### REQUIRED TASK:
Please transcribe the data below exactly. Leave the pictures out.

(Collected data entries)
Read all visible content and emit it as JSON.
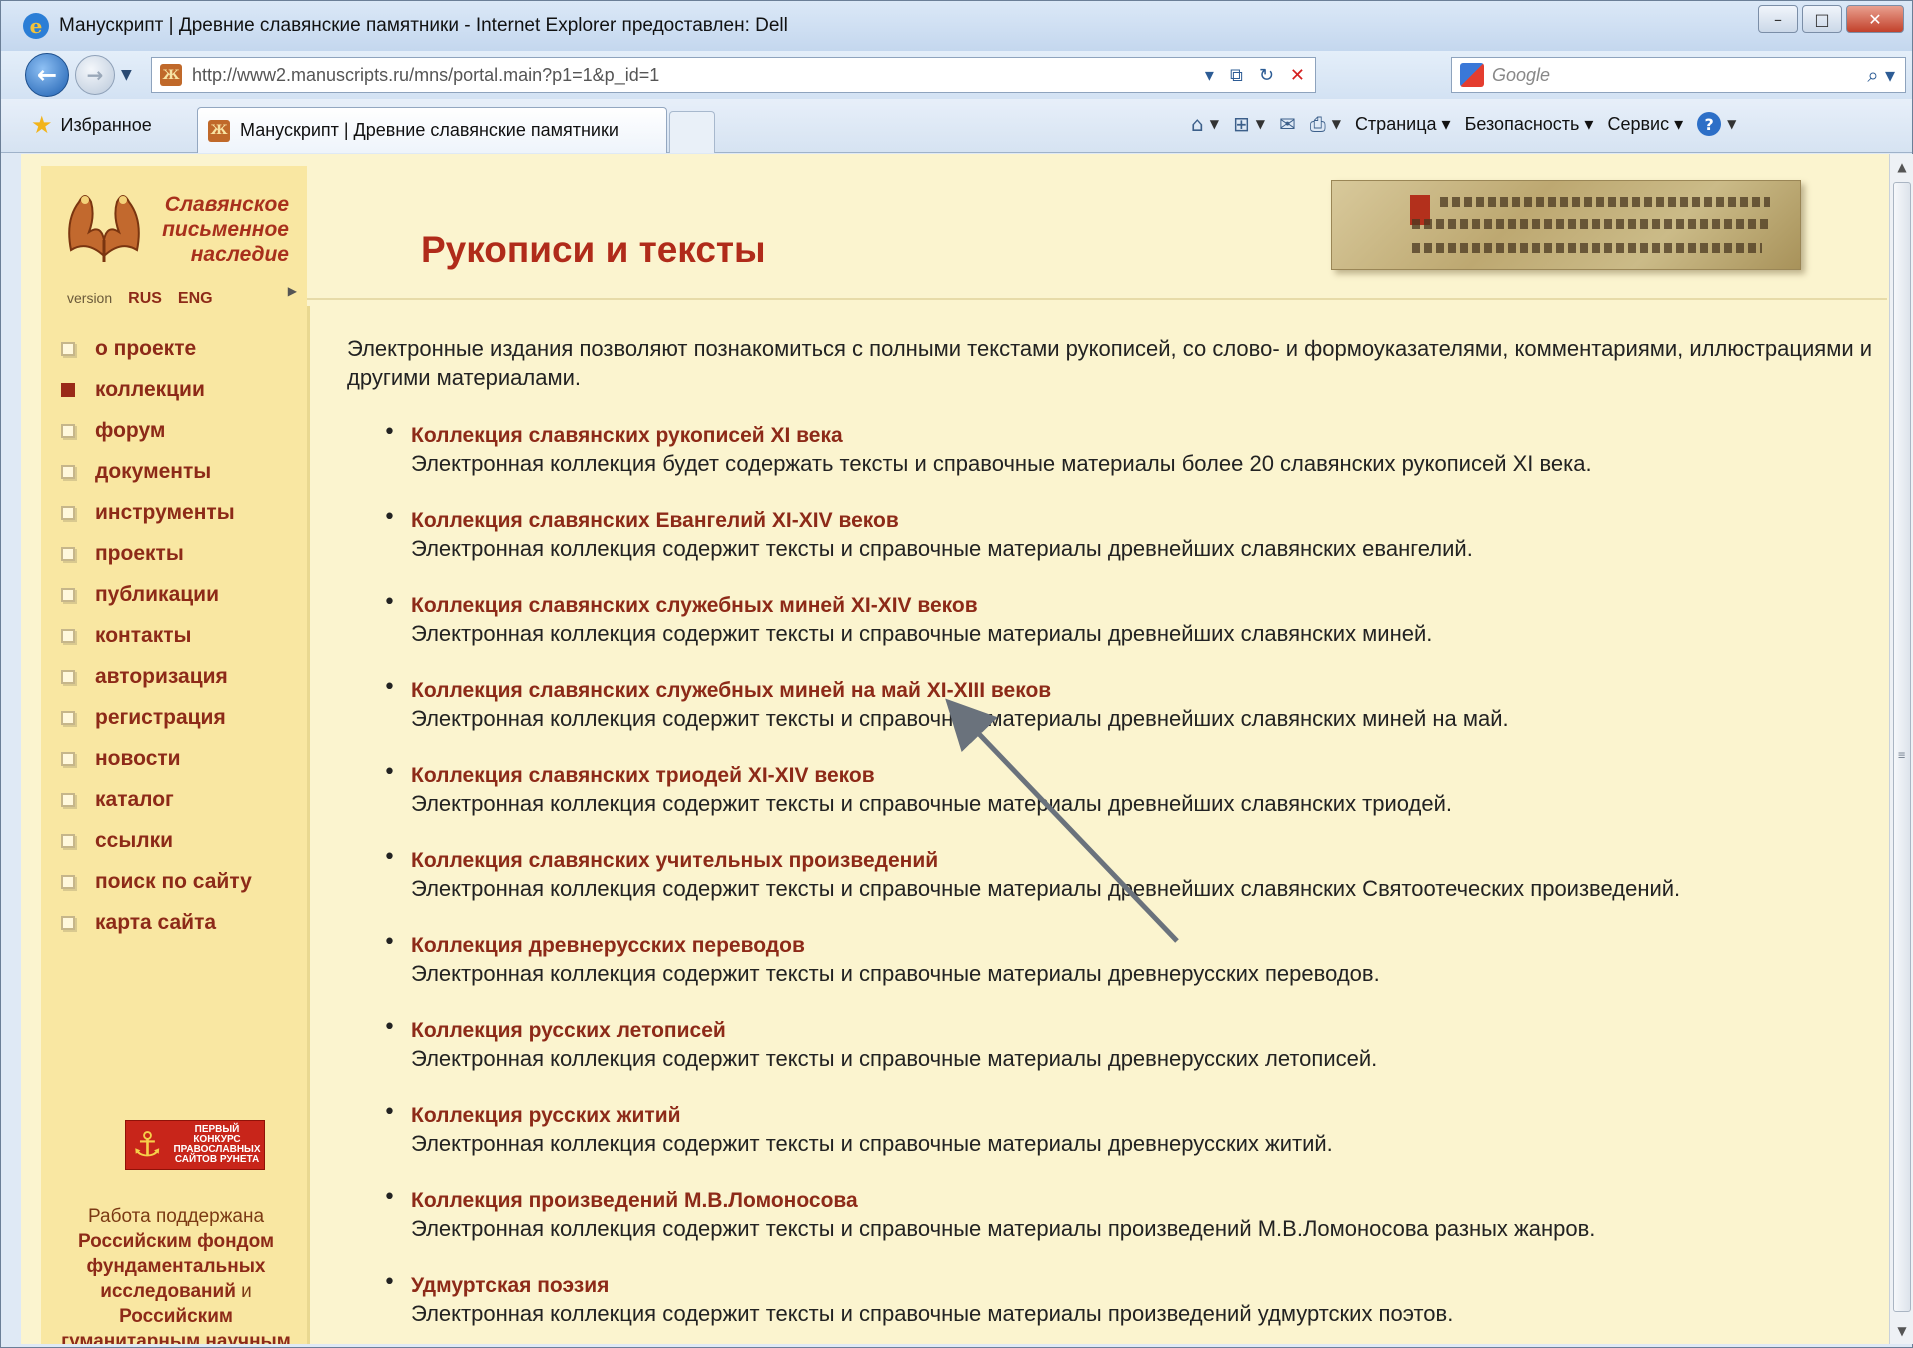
{
  "browser": {
    "window_title": "Манускрипт | Древние славянские памятники - Internet Explorer предоставлен: Dell",
    "url": "http://www2.manuscripts.ru/mns/portal.main?p1=1&p_id=1",
    "search_placeholder": "Google",
    "favorites_label": "Избранное",
    "tab_title": "Манускрипт | Древние славянские памятники",
    "commands": {
      "page": "Страница",
      "safety": "Безопасность",
      "service": "Сервис"
    }
  },
  "site": {
    "name_line1": "Славянское",
    "name_line2": "письменное",
    "name_line3": "наследие",
    "version_label": "version",
    "lang_rus": "RUS",
    "lang_eng": "ENG",
    "page_title": "Рукописи и тексты"
  },
  "nav": [
    {
      "label": "о проекте",
      "active": false
    },
    {
      "label": "коллекции",
      "active": true
    },
    {
      "label": "форум",
      "active": false
    },
    {
      "label": "документы",
      "active": false
    },
    {
      "label": "инструменты",
      "active": false
    },
    {
      "label": "проекты",
      "active": false
    },
    {
      "label": "публикации",
      "active": false
    },
    {
      "label": "контакты",
      "active": false
    },
    {
      "label": "авторизация",
      "active": false
    },
    {
      "label": "регистрация",
      "active": false
    },
    {
      "label": "новости",
      "active": false
    },
    {
      "label": "каталог",
      "active": false
    },
    {
      "label": "ссылки",
      "active": false
    },
    {
      "label": "поиск по сайту",
      "active": false
    },
    {
      "label": "карта сайта",
      "active": false
    }
  ],
  "award": {
    "text": "Первый конкурс православных сайтов Рунета"
  },
  "support": {
    "line1": "Работа поддержана",
    "bold": "Российским фондом фундаментальных исследований",
    "and": "и",
    "bold2": "Российским гуманитарным научным фондом",
    "end": "."
  },
  "intro": "Электронные издания позволяют познакомиться с полными текстами рукописей, со слово- и формоуказателями, комментариями, иллюстрациями и другими материалами.",
  "collections": [
    {
      "title": "Коллекция славянских рукописей XI века",
      "desc": "Электронная коллекция будет содержать тексты и справочные материалы более 20 славянских рукописей XI века."
    },
    {
      "title": "Коллекция славянских Евангелий XI-XIV веков",
      "desc": "Электронная коллекция содержит тексты и справочные материалы древнейших славянских евангелий."
    },
    {
      "title": "Коллекция славянских служебных миней XI-XIV веков",
      "desc": "Электронная коллекция содержит тексты и справочные материалы древнейших славянских миней."
    },
    {
      "title": "Коллекция славянских служебных миней на май XI-XIII веков",
      "desc": "Электронная коллекция содержит тексты и справочные материалы древнейших славянских миней на май."
    },
    {
      "title": "Коллекция славянских триодей XI-XIV веков",
      "desc": "Электронная коллекция содержит тексты и справочные материалы древнейших славянских триодей."
    },
    {
      "title": "Коллекция славянских учительных произведений",
      "desc": "Электронная коллекция содержит тексты и справочные материалы древнейших славянских Святоотеческих произведений."
    },
    {
      "title": "Коллекция древнерусских переводов",
      "desc": "Электронная коллекция содержит тексты и справочные материалы древнерусских переводов."
    },
    {
      "title": "Коллекция русских летописей",
      "desc": "Электронная коллекция содержит тексты и справочные материалы древнерусских летописей."
    },
    {
      "title": "Коллекция русских житий",
      "desc": "Электронная коллекция содержит тексты и справочные материалы древнерусских житий."
    },
    {
      "title": "Коллекция произведений М.В.Ломоносова",
      "desc": "Электронная коллекция содержит тексты и справочные материалы произведений М.В.Ломоносова разных жанров."
    },
    {
      "title": "Удмуртская поэзия",
      "desc": "Электронная коллекция содержит тексты и справочные материалы произведений удмуртских поэтов."
    }
  ],
  "colors": {
    "accent_red": "#b02b1a",
    "link_brown": "#8d2a18",
    "page_bg": "#fbf4cf",
    "sidebar_bg": "#f9e7a2"
  }
}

### REPLY TO THE EXERCISE:
Read all visible content and emit it as JSON.
{
  "browser": {
    "window_title": "Манускрипт | Древние славянские памятники - Internet Explorer предоставлен: Dell",
    "url": "http://www2.manuscripts.ru/mns/portal.main?p1=1&p_id=1",
    "search_placeholder": "Google",
    "favorites_label": "Избранное",
    "tab_title": "Манускрипт | Древние славянские памятники",
    "commands": {
      "page": "Страница",
      "safety": "Безопасность",
      "service": "Сервис"
    }
  },
  "site": {
    "name_line1": "Славянское",
    "name_line2": "письменное",
    "name_line3": "наследие",
    "version_label": "version",
    "lang_rus": "RUS",
    "lang_eng": "ENG",
    "page_title": "Рукописи и тексты"
  },
  "nav": [
    {
      "label": "о проекте",
      "active": false
    },
    {
      "label": "коллекции",
      "active": true
    },
    {
      "label": "форум",
      "active": false
    },
    {
      "label": "документы",
      "active": false
    },
    {
      "label": "инструменты",
      "active": false
    },
    {
      "label": "проекты",
      "active": false
    },
    {
      "label": "публикации",
      "active": false
    },
    {
      "label": "контакты",
      "active": false
    },
    {
      "label": "авторизация",
      "active": false
    },
    {
      "label": "регистрация",
      "active": false
    },
    {
      "label": "новости",
      "active": false
    },
    {
      "label": "каталог",
      "active": false
    },
    {
      "label": "ссылки",
      "active": false
    },
    {
      "label": "поиск по сайту",
      "active": false
    },
    {
      "label": "карта сайта",
      "active": false
    }
  ],
  "award": {
    "text": "Первый конкурс православных сайтов Рунета"
  },
  "support": {
    "line1": "Работа поддержана",
    "bold": "Российским фондом фундаментальных исследований",
    "and": "и",
    "bold2": "Российским гуманитарным научным фондом",
    "end": "."
  },
  "intro": "Электронные издания позволяют познакомиться с полными текстами рукописей, со слово- и формоуказателями, комментариями, иллюстрациями и другими материалами.",
  "collections": [
    {
      "title": "Коллекция славянских рукописей XI века",
      "desc": "Электронная коллекция будет содержать тексты и справочные материалы более 20 славянских рукописей XI века."
    },
    {
      "title": "Коллекция славянских Евангелий XI-XIV веков",
      "desc": "Электронная коллекция содержит тексты и справочные материалы древнейших славянских евангелий."
    },
    {
      "title": "Коллекция славянских служебных миней XI-XIV веков",
      "desc": "Электронная коллекция содержит тексты и справочные материалы древнейших славянских миней."
    },
    {
      "title": "Коллекция славянских служебных миней на май XI-XIII веков",
      "desc": "Электронная коллекция содержит тексты и справочные материалы древнейших славянских миней на май."
    },
    {
      "title": "Коллекция славянских триодей XI-XIV веков",
      "desc": "Электронная коллекция содержит тексты и справочные материалы древнейших славянских триодей."
    },
    {
      "title": "Коллекция славянских учительных произведений",
      "desc": "Электронная коллекция содержит тексты и справочные материалы древнейших славянских Святоотеческих произведений."
    },
    {
      "title": "Коллекция древнерусских переводов",
      "desc": "Электронная коллекция содержит тексты и справочные материалы древнерусских переводов."
    },
    {
      "title": "Коллекция русских летописей",
      "desc": "Электронная коллекция содержит тексты и справочные материалы древнерусских летописей."
    },
    {
      "title": "Коллекция русских житий",
      "desc": "Электронная коллекция содержит тексты и справочные материалы древнерусских житий."
    },
    {
      "title": "Коллекция произведений М.В.Ломоносова",
      "desc": "Электронная коллекция содержит тексты и справочные материалы произведений М.В.Ломоносова разных жанров."
    },
    {
      "title": "Удмуртская поэзия",
      "desc": "Электронная коллекция содержит тексты и справочные материалы произведений удмуртских поэтов."
    }
  ],
  "colors": {
    "accent_red": "#b02b1a",
    "link_brown": "#8d2a18",
    "page_bg": "#fbf4cf",
    "sidebar_bg": "#f9e7a2"
  }
}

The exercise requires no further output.